| WHAT THE TASK REQUIRES |
Arrange everything from the first of the lines below down through the line containing "p6-cell <box>113 480 116 484</box>" as a Markdown table with a Row column holding the row number and a Line column holding the line, leaving out blank lines.

| EXERCISE DATA |
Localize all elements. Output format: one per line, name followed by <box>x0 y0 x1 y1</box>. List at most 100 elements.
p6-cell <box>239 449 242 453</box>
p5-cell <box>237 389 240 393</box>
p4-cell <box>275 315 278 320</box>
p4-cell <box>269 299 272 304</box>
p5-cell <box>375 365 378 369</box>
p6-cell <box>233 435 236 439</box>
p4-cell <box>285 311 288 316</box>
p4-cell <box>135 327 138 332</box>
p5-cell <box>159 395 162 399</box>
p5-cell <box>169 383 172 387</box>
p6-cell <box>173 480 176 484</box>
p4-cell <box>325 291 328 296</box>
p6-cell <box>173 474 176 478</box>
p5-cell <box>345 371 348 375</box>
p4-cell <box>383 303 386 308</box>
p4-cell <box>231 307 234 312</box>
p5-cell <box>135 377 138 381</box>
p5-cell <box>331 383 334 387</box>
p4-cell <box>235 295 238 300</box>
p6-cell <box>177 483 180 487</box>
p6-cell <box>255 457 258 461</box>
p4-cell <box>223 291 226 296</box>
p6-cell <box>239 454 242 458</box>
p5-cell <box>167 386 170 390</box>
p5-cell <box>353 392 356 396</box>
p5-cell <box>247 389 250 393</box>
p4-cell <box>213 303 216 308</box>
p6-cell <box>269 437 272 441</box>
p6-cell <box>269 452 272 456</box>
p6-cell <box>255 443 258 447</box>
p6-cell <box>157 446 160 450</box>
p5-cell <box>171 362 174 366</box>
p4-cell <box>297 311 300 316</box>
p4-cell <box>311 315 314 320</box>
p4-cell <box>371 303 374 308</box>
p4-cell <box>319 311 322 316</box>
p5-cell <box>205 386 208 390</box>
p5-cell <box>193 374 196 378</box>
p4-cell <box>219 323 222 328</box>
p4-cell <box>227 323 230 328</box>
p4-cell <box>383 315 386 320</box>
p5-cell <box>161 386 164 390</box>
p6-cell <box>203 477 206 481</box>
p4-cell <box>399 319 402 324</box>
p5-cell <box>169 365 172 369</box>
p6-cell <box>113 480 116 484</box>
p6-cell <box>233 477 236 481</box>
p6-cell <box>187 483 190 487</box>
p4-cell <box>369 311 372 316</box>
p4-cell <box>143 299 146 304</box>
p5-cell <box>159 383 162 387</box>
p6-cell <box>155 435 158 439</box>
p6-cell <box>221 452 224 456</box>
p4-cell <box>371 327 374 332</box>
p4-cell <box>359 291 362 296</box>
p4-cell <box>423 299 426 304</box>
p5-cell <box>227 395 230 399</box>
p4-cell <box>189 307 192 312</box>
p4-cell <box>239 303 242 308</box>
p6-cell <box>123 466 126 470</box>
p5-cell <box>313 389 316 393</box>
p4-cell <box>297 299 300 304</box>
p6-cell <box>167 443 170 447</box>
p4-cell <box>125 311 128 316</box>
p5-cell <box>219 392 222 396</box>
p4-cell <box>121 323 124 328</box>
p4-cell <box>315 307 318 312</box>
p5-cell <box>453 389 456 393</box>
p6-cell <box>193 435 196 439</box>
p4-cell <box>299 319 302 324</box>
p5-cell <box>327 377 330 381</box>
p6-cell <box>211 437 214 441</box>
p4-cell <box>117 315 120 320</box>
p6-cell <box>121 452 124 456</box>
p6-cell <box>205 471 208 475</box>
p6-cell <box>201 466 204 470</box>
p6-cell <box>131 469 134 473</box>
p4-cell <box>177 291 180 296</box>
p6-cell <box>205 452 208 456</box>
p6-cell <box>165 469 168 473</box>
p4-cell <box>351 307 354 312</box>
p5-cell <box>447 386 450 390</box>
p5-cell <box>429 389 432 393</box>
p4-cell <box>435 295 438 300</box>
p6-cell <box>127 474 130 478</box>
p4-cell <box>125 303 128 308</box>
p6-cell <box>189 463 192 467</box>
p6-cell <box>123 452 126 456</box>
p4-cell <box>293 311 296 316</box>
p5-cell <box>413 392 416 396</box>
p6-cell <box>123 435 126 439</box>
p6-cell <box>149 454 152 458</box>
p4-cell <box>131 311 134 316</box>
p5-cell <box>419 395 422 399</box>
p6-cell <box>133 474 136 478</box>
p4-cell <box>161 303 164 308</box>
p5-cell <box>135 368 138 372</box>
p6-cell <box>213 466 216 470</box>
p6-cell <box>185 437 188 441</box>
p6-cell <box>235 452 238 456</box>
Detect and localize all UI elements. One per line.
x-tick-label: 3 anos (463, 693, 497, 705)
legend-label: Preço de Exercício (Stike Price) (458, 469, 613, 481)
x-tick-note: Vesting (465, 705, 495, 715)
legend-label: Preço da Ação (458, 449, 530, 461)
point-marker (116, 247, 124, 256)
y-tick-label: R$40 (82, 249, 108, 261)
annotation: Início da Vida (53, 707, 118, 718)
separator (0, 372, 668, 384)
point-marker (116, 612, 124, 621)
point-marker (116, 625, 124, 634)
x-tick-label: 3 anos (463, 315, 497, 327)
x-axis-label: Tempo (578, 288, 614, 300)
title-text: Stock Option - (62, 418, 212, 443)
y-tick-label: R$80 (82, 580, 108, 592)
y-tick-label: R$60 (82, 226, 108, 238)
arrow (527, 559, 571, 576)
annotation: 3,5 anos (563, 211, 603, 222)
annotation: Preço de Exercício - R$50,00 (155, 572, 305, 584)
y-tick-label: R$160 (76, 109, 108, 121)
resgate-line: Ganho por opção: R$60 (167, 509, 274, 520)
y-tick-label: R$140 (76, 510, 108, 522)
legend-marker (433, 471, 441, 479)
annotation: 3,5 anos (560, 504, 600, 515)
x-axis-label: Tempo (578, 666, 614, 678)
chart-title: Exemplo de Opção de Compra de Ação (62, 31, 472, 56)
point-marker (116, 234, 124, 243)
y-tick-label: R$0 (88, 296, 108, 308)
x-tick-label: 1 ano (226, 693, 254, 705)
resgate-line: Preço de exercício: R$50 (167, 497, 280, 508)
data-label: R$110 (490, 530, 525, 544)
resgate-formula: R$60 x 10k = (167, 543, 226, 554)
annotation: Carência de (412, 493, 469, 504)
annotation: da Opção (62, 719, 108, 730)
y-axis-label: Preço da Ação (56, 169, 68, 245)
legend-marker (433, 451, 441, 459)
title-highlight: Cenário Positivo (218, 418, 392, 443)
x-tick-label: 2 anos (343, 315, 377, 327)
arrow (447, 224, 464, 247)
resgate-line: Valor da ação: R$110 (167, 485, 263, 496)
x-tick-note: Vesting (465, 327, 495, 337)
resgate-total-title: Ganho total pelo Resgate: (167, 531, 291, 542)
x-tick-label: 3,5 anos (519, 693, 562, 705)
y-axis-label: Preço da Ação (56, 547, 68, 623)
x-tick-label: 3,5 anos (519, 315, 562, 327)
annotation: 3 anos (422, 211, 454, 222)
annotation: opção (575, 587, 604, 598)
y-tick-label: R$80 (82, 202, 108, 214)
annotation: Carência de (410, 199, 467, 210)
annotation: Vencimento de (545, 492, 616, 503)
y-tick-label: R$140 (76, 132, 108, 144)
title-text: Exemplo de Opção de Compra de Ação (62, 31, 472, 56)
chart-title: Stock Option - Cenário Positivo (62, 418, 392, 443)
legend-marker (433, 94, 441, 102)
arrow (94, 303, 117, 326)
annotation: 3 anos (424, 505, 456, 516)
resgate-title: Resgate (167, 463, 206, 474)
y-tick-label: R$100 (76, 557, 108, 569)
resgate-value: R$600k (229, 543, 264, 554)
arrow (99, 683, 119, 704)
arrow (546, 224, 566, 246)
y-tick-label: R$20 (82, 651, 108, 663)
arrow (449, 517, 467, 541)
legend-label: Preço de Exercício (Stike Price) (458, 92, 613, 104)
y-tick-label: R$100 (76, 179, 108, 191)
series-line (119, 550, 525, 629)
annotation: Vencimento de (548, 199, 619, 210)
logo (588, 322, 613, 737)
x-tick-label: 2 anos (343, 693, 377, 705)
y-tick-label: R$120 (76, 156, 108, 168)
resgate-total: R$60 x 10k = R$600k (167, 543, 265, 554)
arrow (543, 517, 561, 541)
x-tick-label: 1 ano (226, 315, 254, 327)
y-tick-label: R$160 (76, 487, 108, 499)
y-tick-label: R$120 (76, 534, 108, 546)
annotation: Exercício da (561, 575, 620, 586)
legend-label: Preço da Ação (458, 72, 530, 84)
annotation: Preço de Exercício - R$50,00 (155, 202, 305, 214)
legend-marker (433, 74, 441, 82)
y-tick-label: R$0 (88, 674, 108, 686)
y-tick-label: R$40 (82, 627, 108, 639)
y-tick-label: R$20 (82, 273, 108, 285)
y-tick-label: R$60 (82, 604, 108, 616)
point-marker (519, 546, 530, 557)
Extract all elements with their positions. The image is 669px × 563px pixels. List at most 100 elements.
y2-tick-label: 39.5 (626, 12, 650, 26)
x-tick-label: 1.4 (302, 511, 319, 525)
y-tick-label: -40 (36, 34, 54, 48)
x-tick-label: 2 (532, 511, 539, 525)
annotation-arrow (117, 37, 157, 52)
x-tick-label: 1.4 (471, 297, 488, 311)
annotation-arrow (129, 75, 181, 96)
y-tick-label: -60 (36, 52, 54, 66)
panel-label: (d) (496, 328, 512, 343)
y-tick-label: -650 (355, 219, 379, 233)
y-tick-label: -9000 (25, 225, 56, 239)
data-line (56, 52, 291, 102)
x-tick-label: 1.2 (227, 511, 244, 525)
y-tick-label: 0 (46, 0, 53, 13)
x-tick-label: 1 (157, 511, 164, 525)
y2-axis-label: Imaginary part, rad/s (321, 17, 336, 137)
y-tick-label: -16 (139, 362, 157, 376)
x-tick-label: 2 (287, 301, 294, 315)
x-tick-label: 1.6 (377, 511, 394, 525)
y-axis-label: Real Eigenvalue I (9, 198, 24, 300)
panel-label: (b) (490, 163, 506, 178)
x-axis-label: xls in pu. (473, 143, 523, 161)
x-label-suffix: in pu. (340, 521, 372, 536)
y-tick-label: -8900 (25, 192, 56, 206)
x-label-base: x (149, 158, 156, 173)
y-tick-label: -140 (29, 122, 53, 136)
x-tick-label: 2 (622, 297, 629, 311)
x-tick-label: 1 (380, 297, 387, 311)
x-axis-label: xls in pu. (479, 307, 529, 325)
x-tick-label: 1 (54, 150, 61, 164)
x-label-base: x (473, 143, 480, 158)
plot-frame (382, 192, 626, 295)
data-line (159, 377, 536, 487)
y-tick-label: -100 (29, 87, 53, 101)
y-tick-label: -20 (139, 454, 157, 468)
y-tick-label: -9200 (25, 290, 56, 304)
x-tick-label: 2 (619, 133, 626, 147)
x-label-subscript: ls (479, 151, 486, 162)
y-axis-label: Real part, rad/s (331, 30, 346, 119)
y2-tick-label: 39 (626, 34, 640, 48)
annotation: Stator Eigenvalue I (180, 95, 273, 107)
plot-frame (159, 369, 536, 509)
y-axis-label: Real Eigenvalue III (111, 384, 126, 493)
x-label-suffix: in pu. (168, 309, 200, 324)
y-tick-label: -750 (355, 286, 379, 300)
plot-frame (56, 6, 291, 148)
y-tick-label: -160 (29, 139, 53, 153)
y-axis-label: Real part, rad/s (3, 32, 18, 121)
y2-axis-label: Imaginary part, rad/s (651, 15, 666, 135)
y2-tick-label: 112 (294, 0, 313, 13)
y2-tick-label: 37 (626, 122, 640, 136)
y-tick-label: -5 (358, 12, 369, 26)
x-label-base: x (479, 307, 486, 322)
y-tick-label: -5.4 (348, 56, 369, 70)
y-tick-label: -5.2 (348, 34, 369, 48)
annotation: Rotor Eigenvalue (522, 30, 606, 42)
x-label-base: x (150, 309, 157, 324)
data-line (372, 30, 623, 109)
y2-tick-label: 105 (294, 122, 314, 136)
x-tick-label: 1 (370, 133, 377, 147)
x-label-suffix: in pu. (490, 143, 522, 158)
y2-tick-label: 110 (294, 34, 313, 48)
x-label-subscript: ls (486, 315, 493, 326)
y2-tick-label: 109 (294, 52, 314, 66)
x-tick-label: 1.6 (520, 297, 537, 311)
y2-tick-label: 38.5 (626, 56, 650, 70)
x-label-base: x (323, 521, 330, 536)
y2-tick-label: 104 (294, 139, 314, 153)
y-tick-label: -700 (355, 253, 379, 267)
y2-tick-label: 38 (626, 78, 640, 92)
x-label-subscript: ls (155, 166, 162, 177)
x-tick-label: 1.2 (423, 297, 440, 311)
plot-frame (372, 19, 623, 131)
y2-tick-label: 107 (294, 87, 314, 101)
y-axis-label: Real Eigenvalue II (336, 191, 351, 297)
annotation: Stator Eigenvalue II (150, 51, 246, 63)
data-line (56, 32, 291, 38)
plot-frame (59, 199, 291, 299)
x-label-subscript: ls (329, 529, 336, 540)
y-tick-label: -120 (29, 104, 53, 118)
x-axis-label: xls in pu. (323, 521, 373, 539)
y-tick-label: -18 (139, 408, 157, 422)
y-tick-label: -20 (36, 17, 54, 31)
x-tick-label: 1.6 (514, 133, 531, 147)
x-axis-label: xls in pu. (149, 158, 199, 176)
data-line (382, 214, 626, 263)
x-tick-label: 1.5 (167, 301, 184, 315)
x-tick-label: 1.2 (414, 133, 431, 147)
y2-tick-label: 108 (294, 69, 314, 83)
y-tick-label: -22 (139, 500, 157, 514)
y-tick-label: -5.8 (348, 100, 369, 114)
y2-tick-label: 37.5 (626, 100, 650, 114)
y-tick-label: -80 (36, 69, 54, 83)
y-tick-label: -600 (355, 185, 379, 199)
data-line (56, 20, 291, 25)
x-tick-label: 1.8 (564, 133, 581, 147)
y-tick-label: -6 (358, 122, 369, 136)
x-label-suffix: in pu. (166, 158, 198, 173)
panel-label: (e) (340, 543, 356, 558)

| TASK RESULT |
| Row | Line |
|---|---|
| 1 | Localize all elements. Output format: one per line, name followed by <box>x0 y0 x1 y1</box>. List at most 100 elements. |
| 2 | p6-cell <box>239 449 242 453</box> |
| 3 | p5-cell <box>237 389 240 393</box> |
| 4 | p4-cell <box>275 315 278 320</box> |
| 5 | p4-cell <box>269 299 272 304</box> |
| 6 | p5-cell <box>375 365 378 369</box> |
| 7 | p6-cell <box>233 435 236 439</box> |
| 8 | p4-cell <box>285 311 288 316</box> |
| 9 | p4-cell <box>135 327 138 332</box> |
| 10 | p5-cell <box>159 395 162 399</box> |
| 11 | p5-cell <box>169 383 172 387</box> |
| 12 | p6-cell <box>173 480 176 484</box> |
| 13 | p4-cell <box>325 291 328 296</box> |
| 14 | p6-cell <box>173 474 176 478</box> |
| 15 | p5-cell <box>345 371 348 375</box> |
| 16 | p4-cell <box>383 303 386 308</box> |
| 17 | p4-cell <box>231 307 234 312</box> |
| 18 | p5-cell <box>135 377 138 381</box> |
| 19 | p5-cell <box>331 383 334 387</box> |
| 20 | p4-cell <box>235 295 238 300</box> |
| 21 | p6-cell <box>177 483 180 487</box> |
| 22 | p6-cell <box>255 457 258 461</box> |
| 23 | p4-cell <box>223 291 226 296</box> |
| 24 | p6-cell <box>239 454 242 458</box> |
| 25 | p5-cell <box>167 386 170 390</box> |
| 26 | p5-cell <box>353 392 356 396</box> |
| 27 | p5-cell <box>247 389 250 393</box> |
| 28 | p4-cell <box>213 303 216 308</box> |
| 29 | p6-cell <box>269 437 272 441</box> |
| 30 | p6-cell <box>269 452 272 456</box> |
| 31 | p6-cell <box>255 443 258 447</box> |
| 32 | p6-cell <box>157 446 160 450</box> |
| 33 | p5-cell <box>171 362 174 366</box> |
| 34 | p4-cell <box>297 311 300 316</box> |
| 35 | p4-cell <box>311 315 314 320</box> |
| 36 | p4-cell <box>371 303 374 308</box> |
| 37 | p4-cell <box>319 311 322 316</box> |
| 38 | p5-cell <box>205 386 208 390</box> |
| 39 | p5-cell <box>193 374 196 378</box> |
| 40 | p4-cell <box>219 323 222 328</box> |
| 41 | p4-cell <box>227 323 230 328</box> |
| 42 | p4-cell <box>383 315 386 320</box> |
| 43 | p5-cell <box>161 386 164 390</box> |
| 44 | p6-cell <box>203 477 206 481</box> |
| 45 | p4-cell <box>399 319 402 324</box> |
| 46 | p5-cell <box>169 365 172 369</box> |
| 47 | p6-cell <box>113 480 116 484</box> |